— START OF Entries shown —

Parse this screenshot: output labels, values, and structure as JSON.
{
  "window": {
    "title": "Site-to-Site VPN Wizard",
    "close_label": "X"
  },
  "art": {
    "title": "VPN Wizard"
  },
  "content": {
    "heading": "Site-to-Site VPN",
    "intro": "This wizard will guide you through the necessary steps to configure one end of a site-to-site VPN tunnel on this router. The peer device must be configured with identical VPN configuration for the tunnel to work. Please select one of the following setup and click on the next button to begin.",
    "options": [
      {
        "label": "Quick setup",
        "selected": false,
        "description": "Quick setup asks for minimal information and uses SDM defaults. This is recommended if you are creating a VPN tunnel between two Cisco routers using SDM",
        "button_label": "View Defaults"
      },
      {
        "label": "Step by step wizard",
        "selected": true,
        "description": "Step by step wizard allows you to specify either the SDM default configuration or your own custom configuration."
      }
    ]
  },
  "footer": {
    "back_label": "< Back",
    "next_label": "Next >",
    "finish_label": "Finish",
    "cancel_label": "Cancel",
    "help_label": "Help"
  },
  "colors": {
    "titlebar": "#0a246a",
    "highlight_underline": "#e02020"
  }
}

— END OF Entries shown —
— START OF Entries shown —

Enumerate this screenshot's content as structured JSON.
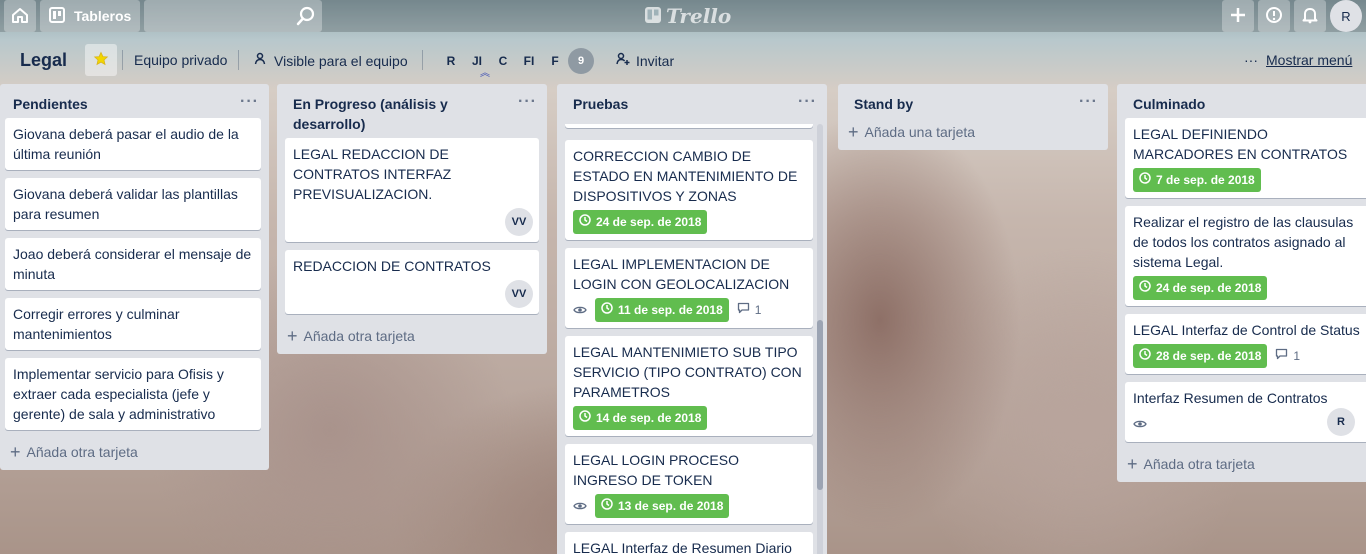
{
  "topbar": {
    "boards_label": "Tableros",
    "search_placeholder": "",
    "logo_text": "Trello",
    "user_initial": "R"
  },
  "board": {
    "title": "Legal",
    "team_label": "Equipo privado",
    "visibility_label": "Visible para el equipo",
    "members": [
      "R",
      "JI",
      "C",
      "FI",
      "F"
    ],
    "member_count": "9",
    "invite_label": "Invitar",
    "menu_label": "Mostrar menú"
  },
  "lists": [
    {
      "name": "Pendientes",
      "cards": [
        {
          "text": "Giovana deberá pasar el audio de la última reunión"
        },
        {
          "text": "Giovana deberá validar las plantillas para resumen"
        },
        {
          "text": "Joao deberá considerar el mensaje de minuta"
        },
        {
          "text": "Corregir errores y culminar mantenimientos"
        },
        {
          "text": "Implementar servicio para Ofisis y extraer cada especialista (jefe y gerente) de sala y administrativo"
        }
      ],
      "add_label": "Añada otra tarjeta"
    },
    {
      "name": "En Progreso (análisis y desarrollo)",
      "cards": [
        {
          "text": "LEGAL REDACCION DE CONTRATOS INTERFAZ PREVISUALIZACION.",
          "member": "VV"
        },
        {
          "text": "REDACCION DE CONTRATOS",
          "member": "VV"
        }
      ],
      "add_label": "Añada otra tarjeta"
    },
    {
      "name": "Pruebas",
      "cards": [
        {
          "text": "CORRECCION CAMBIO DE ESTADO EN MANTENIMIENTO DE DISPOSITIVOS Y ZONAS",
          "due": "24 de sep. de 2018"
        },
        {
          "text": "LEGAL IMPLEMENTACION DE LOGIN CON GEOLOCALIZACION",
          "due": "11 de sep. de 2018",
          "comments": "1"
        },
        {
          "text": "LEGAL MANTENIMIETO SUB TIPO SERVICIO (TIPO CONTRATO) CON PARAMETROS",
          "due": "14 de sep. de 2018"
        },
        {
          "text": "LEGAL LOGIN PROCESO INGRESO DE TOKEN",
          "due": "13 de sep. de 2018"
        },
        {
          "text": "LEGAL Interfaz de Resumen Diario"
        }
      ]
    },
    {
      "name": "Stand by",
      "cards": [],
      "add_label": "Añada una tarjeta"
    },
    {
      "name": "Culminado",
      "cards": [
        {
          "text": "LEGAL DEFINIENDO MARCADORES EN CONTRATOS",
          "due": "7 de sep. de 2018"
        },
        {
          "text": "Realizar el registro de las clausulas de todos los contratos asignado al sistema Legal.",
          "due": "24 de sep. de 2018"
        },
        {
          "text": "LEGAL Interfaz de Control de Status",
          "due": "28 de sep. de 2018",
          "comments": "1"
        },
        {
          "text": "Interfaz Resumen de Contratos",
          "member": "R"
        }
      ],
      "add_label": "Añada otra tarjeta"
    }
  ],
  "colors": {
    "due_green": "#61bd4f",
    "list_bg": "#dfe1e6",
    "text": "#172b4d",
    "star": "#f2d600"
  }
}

— END OF Entries shown —

▶ [What the task requires]
Return each line of the listing that holds the string "Quick".

▶ [Reply to the task]
        "label": "Quick setup",
        "description": "Quick setup asks for minimal information and uses SDM defaults. This is recommended if you are creating a VPN tunnel between two Cisco routers using SDM",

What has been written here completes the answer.